**Stated problem**
Reproduce the listing word for word, leaving every picture behind.
start Given data
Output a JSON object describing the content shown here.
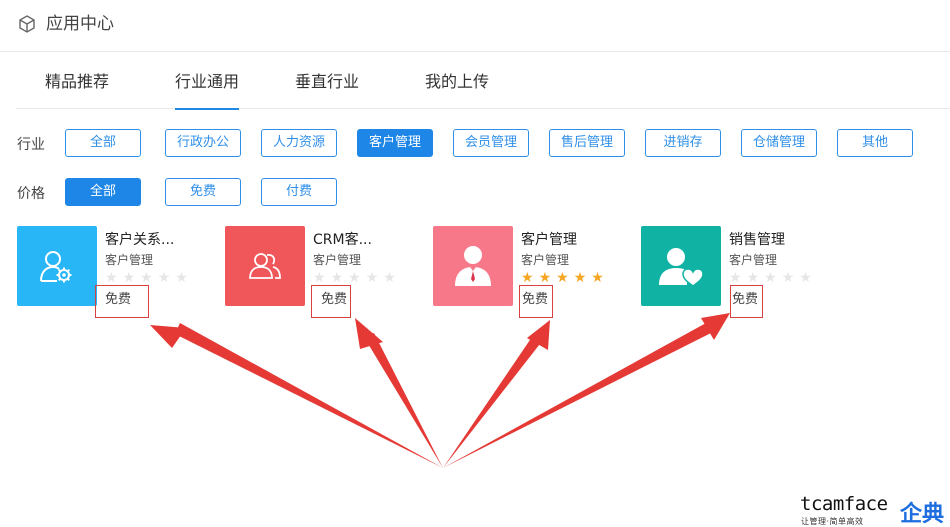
{
  "header": {
    "title": "应用中心",
    "icon": "cube-icon"
  },
  "tabs": [
    {
      "label": "精品推荐",
      "active": false
    },
    {
      "label": "行业通用",
      "active": true
    },
    {
      "label": "垂直行业",
      "active": false
    },
    {
      "label": "我的上传",
      "active": false
    }
  ],
  "filters": {
    "industry": {
      "label": "行业",
      "options": [
        "全部",
        "行政办公",
        "人力资源",
        "客户管理",
        "会员管理",
        "售后管理",
        "进销存",
        "仓储管理",
        "其他"
      ],
      "selected": "客户管理"
    },
    "price": {
      "label": "价格",
      "options": [
        "全部",
        "免费",
        "付费"
      ],
      "selected": "全部"
    }
  },
  "apps": [
    {
      "name": "客户关系...",
      "category": "客户管理",
      "rating": 0,
      "price": "免费",
      "color": "#29b6f6",
      "icon": "user-gear-icon"
    },
    {
      "name": "CRM客...",
      "category": "客户管理",
      "rating": 0,
      "price": "免费",
      "color": "#f0575a",
      "icon": "users-icon"
    },
    {
      "name": "客户管理",
      "category": "客户管理",
      "rating": 5,
      "price": "免费",
      "color": "#f77888",
      "icon": "businessman-icon"
    },
    {
      "name": "销售管理",
      "category": "客户管理",
      "rating": 0,
      "price": "免费",
      "color": "#10b3a3",
      "icon": "user-heart-icon"
    }
  ],
  "colors": {
    "accent": "#1e86e6",
    "annotation": "#e53935",
    "star": "#f5a623"
  },
  "brand": {
    "name_en": "tcamface",
    "name_zh": "企典",
    "slogan": "让管理·简单高效"
  }
}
end Given data
**Written solution**
Output a JSON object describing the content shown here.
{
  "header": {
    "title": "应用中心",
    "icon": "cube-icon"
  },
  "tabs": [
    {
      "label": "精品推荐",
      "active": false
    },
    {
      "label": "行业通用",
      "active": true
    },
    {
      "label": "垂直行业",
      "active": false
    },
    {
      "label": "我的上传",
      "active": false
    }
  ],
  "filters": {
    "industry": {
      "label": "行业",
      "options": [
        "全部",
        "行政办公",
        "人力资源",
        "客户管理",
        "会员管理",
        "售后管理",
        "进销存",
        "仓储管理",
        "其他"
      ],
      "selected": "客户管理"
    },
    "price": {
      "label": "价格",
      "options": [
        "全部",
        "免费",
        "付费"
      ],
      "selected": "全部"
    }
  },
  "apps": [
    {
      "name": "客户关系...",
      "category": "客户管理",
      "rating": 0,
      "price": "免费",
      "color": "#29b6f6",
      "icon": "user-gear-icon"
    },
    {
      "name": "CRM客...",
      "category": "客户管理",
      "rating": 0,
      "price": "免费",
      "color": "#f0575a",
      "icon": "users-icon"
    },
    {
      "name": "客户管理",
      "category": "客户管理",
      "rating": 5,
      "price": "免费",
      "color": "#f77888",
      "icon": "businessman-icon"
    },
    {
      "name": "销售管理",
      "category": "客户管理",
      "rating": 0,
      "price": "免费",
      "color": "#10b3a3",
      "icon": "user-heart-icon"
    }
  ],
  "colors": {
    "accent": "#1e86e6",
    "annotation": "#e53935",
    "star": "#f5a623"
  },
  "brand": {
    "name_en": "tcamface",
    "name_zh": "企典",
    "slogan": "让管理·简单高效"
  }
}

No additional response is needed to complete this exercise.